---------- SUPPLIED RECORDS
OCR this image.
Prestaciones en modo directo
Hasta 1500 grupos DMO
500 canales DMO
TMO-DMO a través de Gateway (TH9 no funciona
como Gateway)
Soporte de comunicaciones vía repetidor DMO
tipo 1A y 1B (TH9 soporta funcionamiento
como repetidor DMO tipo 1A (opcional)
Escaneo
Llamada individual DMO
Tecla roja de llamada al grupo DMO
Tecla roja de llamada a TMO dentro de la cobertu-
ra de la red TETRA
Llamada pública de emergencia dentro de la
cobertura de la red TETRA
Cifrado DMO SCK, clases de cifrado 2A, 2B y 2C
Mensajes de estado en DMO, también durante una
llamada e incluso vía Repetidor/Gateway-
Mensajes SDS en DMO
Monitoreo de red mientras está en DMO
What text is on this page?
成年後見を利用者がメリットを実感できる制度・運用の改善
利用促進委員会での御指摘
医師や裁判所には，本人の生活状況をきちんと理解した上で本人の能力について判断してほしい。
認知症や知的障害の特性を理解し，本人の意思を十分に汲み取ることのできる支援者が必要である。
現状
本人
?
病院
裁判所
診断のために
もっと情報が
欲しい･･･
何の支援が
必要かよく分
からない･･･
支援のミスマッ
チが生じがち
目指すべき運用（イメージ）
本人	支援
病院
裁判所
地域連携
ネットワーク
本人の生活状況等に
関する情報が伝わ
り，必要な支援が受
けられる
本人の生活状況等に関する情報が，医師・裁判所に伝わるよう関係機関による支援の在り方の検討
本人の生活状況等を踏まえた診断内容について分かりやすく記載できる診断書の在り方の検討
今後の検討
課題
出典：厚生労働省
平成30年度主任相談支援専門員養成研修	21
--------------------
Print out all the entries precisely as written.

RESULT OF THE TASK:
OCR this image.
Prestaciones en modo directo
Hasta 1500 grupos DMO
500 canales DMO
TMO-DMO a través de Gateway (TH9 no funciona
como Gateway)
Soporte de comunicaciones vía repetidor DMO
tipo 1A y 1B (TH9 soporta funcionamiento
como repetidor DMO tipo 1A (opcional)
Escaneo
Llamada individual DMO
Tecla roja de llamada al grupo DMO
Tecla roja de llamada a TMO dentro de la cobertu-
ra de la red TETRA
Llamada pública de emergencia dentro de la
cobertura de la red TETRA
Cifrado DMO SCK, clases de cifrado 2A, 2B y 2C
Mensajes de estado en DMO, también durante una
llamada e incluso vía Repetidor/Gateway-
Mensajes SDS en DMO
Monitoreo de red mientras está en DMO
What text is on this page?
成年後見を利用者がメリットを実感できる制度・運用の改善
利用促進委員会での御指摘
医師や裁判所には，本人の生活状況をきちんと理解した上で本人の能力について判断してほしい。
認知症や知的障害の特性を理解し，本人の意思を十分に汲み取ることのできる支援者が必要である。
現状
本人
?
病院
裁判所
診断のために
もっと情報が
欲しい･･･
何の支援が
必要かよく分
からない･･･
支援のミスマッ
チが生じがち
目指すべき運用（イメージ）
本人	支援
病院
裁判所
地域連携
ネットワーク
本人の生活状況等に
関する情報が伝わ
り，必要な支援が受
けられる
本人の生活状況等に関する情報が，医師・裁判所に伝わるよう関係機関による支援の在り方の検討
本人の生活状況等を踏まえた診断内容について分かりやすく記載できる診断書の在り方の検討
今後の検討
課題
出典：厚生労働省
平成30年度主任相談支援専門員養成研修	21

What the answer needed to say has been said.